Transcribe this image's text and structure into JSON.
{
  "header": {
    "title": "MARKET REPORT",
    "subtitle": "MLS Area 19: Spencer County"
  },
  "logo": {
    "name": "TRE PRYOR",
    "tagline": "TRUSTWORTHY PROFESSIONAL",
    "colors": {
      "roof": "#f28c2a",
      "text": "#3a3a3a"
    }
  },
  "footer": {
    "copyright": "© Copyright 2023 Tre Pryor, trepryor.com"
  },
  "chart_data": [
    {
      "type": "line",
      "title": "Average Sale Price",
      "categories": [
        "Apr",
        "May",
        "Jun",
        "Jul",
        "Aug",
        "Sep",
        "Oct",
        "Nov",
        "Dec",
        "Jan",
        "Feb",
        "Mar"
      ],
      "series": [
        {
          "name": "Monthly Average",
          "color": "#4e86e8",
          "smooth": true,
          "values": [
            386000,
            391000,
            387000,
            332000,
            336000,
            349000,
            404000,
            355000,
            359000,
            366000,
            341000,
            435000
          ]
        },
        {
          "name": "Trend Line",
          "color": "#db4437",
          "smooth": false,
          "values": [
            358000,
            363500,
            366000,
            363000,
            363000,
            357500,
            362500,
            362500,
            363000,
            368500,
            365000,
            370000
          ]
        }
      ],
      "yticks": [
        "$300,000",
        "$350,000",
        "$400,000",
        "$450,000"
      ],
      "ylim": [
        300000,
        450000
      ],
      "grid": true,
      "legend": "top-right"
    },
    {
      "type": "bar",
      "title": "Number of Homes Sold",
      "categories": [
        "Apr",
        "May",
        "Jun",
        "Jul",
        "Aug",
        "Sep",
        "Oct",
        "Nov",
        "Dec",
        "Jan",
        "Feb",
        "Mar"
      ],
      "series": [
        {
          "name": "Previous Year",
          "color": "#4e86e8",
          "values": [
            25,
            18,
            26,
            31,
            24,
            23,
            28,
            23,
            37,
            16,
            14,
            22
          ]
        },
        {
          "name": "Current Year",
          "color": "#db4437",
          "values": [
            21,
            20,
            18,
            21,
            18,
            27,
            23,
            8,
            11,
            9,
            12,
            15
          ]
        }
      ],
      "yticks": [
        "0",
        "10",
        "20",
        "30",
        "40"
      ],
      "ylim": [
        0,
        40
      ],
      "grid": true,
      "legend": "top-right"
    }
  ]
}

● ● ● ●

Copy out all lines above that include the string "Average".

▶ Task result
      "title": "Average Sale Price",
          "name": "Monthly Average",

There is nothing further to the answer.